**SOURCE DATA**

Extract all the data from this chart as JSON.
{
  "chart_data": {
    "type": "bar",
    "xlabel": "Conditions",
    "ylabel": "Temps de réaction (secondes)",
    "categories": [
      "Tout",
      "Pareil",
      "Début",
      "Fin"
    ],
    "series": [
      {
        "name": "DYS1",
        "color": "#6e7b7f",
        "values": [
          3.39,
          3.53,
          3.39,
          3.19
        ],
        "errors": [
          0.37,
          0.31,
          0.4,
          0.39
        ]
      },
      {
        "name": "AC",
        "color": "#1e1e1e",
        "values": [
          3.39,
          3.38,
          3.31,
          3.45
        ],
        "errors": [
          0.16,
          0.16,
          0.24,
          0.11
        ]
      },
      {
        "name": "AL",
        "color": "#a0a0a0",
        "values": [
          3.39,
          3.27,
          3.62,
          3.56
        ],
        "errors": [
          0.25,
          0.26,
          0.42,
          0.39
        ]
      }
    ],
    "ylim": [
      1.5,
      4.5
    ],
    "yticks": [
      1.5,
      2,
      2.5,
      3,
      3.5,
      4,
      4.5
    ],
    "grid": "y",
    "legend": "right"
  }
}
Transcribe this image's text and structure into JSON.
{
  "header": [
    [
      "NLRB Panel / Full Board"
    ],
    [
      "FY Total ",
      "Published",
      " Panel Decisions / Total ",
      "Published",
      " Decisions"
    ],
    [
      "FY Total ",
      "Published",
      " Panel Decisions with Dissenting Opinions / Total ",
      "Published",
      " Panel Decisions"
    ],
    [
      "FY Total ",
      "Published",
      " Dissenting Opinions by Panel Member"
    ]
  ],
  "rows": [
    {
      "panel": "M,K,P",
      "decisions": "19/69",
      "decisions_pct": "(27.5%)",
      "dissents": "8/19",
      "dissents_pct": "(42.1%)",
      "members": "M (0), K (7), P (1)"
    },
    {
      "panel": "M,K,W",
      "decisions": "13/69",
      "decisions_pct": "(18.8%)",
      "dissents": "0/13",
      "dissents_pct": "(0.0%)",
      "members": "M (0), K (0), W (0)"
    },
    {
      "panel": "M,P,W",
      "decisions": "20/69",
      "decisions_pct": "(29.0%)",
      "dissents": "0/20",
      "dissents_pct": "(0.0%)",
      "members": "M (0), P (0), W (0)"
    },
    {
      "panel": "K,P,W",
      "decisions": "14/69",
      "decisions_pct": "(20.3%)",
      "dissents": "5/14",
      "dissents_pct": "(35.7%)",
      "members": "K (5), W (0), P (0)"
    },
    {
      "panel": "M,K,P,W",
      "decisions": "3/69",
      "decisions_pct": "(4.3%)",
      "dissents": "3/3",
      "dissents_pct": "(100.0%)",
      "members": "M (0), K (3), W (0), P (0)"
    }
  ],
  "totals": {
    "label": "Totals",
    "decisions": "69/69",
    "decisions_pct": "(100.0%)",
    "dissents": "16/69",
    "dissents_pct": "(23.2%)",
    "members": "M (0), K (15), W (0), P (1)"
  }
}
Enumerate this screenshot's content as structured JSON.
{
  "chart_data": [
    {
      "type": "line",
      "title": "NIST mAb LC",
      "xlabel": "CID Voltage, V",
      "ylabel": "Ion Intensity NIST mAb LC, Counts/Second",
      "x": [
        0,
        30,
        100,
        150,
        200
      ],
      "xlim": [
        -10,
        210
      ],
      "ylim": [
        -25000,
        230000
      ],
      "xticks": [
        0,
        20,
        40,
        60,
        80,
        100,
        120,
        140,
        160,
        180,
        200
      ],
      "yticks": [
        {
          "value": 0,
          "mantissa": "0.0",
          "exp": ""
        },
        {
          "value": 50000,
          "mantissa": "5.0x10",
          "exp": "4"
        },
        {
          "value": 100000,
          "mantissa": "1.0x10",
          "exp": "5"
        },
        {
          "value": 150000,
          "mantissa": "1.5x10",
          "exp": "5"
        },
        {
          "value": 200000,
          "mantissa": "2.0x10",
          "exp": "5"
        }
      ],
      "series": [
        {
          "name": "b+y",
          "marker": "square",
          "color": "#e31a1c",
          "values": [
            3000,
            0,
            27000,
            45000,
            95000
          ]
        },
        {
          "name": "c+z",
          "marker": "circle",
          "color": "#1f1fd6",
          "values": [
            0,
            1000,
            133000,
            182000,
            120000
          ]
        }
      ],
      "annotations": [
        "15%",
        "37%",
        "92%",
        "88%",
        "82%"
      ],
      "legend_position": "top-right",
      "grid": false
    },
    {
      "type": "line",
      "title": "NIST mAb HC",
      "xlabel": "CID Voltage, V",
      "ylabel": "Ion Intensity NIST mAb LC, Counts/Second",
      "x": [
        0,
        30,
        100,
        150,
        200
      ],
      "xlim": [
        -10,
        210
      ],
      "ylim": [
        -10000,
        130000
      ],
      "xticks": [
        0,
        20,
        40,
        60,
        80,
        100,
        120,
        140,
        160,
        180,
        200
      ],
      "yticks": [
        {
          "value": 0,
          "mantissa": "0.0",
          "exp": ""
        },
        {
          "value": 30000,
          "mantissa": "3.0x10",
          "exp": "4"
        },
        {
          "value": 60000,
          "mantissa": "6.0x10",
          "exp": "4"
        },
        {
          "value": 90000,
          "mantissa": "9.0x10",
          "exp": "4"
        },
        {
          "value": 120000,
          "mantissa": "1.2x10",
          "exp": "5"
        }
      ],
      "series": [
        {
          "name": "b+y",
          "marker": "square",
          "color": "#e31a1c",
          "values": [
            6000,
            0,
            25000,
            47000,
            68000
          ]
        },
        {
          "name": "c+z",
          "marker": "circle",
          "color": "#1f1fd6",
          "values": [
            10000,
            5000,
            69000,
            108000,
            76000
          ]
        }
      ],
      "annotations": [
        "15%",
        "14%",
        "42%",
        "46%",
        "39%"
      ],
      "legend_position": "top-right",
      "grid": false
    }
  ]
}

**WHAT IS ASKED**
Please restate the records in full, word for word.

**RESULT OF THIS EXERCISE**
Extract all the data from this chart as JSON.
{
  "chart_data": {
    "type": "bar",
    "xlabel": "Conditions",
    "ylabel": "Temps de réaction (secondes)",
    "categories": [
      "Tout",
      "Pareil",
      "Début",
      "Fin"
    ],
    "series": [
      {
        "name": "DYS1",
        "color": "#6e7b7f",
        "values": [
          3.39,
          3.53,
          3.39,
          3.19
        ],
        "errors": [
          0.37,
          0.31,
          0.4,
          0.39
        ]
      },
      {
        "name": "AC",
        "color": "#1e1e1e",
        "values": [
          3.39,
          3.38,
          3.31,
          3.45
        ],
        "errors": [
          0.16,
          0.16,
          0.24,
          0.11
        ]
      },
      {
        "name": "AL",
        "color": "#a0a0a0",
        "values": [
          3.39,
          3.27,
          3.62,
          3.56
        ],
        "errors": [
          0.25,
          0.26,
          0.42,
          0.39
        ]
      }
    ],
    "ylim": [
      1.5,
      4.5
    ],
    "yticks": [
      1.5,
      2,
      2.5,
      3,
      3.5,
      4,
      4.5
    ],
    "grid": "y",
    "legend": "right"
  }
}
Transcribe this image's text and structure into JSON.
{
  "header": [
    [
      "NLRB Panel / Full Board"
    ],
    [
      "FY Total ",
      "Published",
      " Panel Decisions / Total ",
      "Published",
      " Decisions"
    ],
    [
      "FY Total ",
      "Published",
      " Panel Decisions with Dissenting Opinions / Total ",
      "Published",
      " Panel Decisions"
    ],
    [
      "FY Total ",
      "Published",
      " Dissenting Opinions by Panel Member"
    ]
  ],
  "rows": [
    {
      "panel": "M,K,P",
      "decisions": "19/69",
      "decisions_pct": "(27.5%)",
      "dissents": "8/19",
      "dissents_pct": "(42.1%)",
      "members": "M (0), K (7), P (1)"
    },
    {
      "panel": "M,K,W",
      "decisions": "13/69",
      "decisions_pct": "(18.8%)",
      "dissents": "0/13",
      "dissents_pct": "(0.0%)",
      "members": "M (0), K (0), W (0)"
    },
    {
      "panel": "M,P,W",
      "decisions": "20/69",
      "decisions_pct": "(29.0%)",
      "dissents": "0/20",
      "dissents_pct": "(0.0%)",
      "members": "M (0), P (0), W (0)"
    },
    {
      "panel": "K,P,W",
      "decisions": "14/69",
      "decisions_pct": "(20.3%)",
      "dissents": "5/14",
      "dissents_pct": "(35.7%)",
      "members": "K (5), W (0), P (0)"
    },
    {
      "panel": "M,K,P,W",
      "decisions": "3/69",
      "decisions_pct": "(4.3%)",
      "dissents": "3/3",
      "dissents_pct": "(100.0%)",
      "members": "M (0), K (3), W (0), P (0)"
    }
  ],
  "totals": {
    "label": "Totals",
    "decisions": "69/69",
    "decisions_pct": "(100.0%)",
    "dissents": "16/69",
    "dissents_pct": "(23.2%)",
    "members": "M (0), K (15), W (0), P (1)"
  }
}
Enumerate this screenshot's content as structured JSON.
{
  "chart_data": [
    {
      "type": "line",
      "title": "NIST mAb LC",
      "xlabel": "CID Voltage, V",
      "ylabel": "Ion Intensity NIST mAb LC, Counts/Second",
      "x": [
        0,
        30,
        100,
        150,
        200
      ],
      "xlim": [
        -10,
        210
      ],
      "ylim": [
        -25000,
        230000
      ],
      "xticks": [
        0,
        20,
        40,
        60,
        80,
        100,
        120,
        140,
        160,
        180,
        200
      ],
      "yticks": [
        {
          "value": 0,
          "mantissa": "0.0",
          "exp": ""
        },
        {
          "value": 50000,
          "mantissa": "5.0x10",
          "exp": "4"
        },
        {
          "value": 100000,
          "mantissa": "1.0x10",
          "exp": "5"
        },
        {
          "value": 150000,
          "mantissa": "1.5x10",
          "exp": "5"
        },
        {
          "value": 200000,
          "mantissa": "2.0x10",
          "exp": "5"
        }
      ],
      "series": [
        {
          "name": "b+y",
          "marker": "square",
          "color": "#e31a1c",
          "values": [
            3000,
            0,
            27000,
            45000,
            95000
          ]
        },
        {
          "name": "c+z",
          "marker": "circle",
          "color": "#1f1fd6",
          "values": [
            0,
            1000,
            133000,
            182000,
            120000
          ]
        }
      ],
      "annotations": [
        "15%",
        "37%",
        "92%",
        "88%",
        "82%"
      ],
      "legend_position": "top-right",
      "grid": false
    },
    {
      "type": "line",
      "title": "NIST mAb HC",
      "xlabel": "CID Voltage, V",
      "ylabel": "Ion Intensity NIST mAb LC, Counts/Second",
      "x": [
        0,
        30,
        100,
        150,
        200
      ],
      "xlim": [
        -10,
        210
      ],
      "ylim": [
        -10000,
        130000
      ],
      "xticks": [
        0,
        20,
        40,
        60,
        80,
        100,
        120,
        140,
        160,
        180,
        200
      ],
      "yticks": [
        {
          "value": 0,
          "mantissa": "0.0",
          "exp": ""
        },
        {
          "value": 30000,
          "mantissa": "3.0x10",
          "exp": "4"
        },
        {
          "value": 60000,
          "mantissa": "6.0x10",
          "exp": "4"
        },
        {
          "value": 90000,
          "mantissa": "9.0x10",
          "exp": "4"
        },
        {
          "value": 120000,
          "mantissa": "1.2x10",
          "exp": "5"
        }
      ],
      "series": [
        {
          "name": "b+y",
          "marker": "square",
          "color": "#e31a1c",
          "values": [
            6000,
            0,
            25000,
            47000,
            68000
          ]
        },
        {
          "name": "c+z",
          "marker": "circle",
          "color": "#1f1fd6",
          "values": [
            10000,
            5000,
            69000,
            108000,
            76000
          ]
        }
      ],
      "annotations": [
        "15%",
        "14%",
        "42%",
        "46%",
        "39%"
      ],
      "legend_position": "top-right",
      "grid": false
    }
  ]
}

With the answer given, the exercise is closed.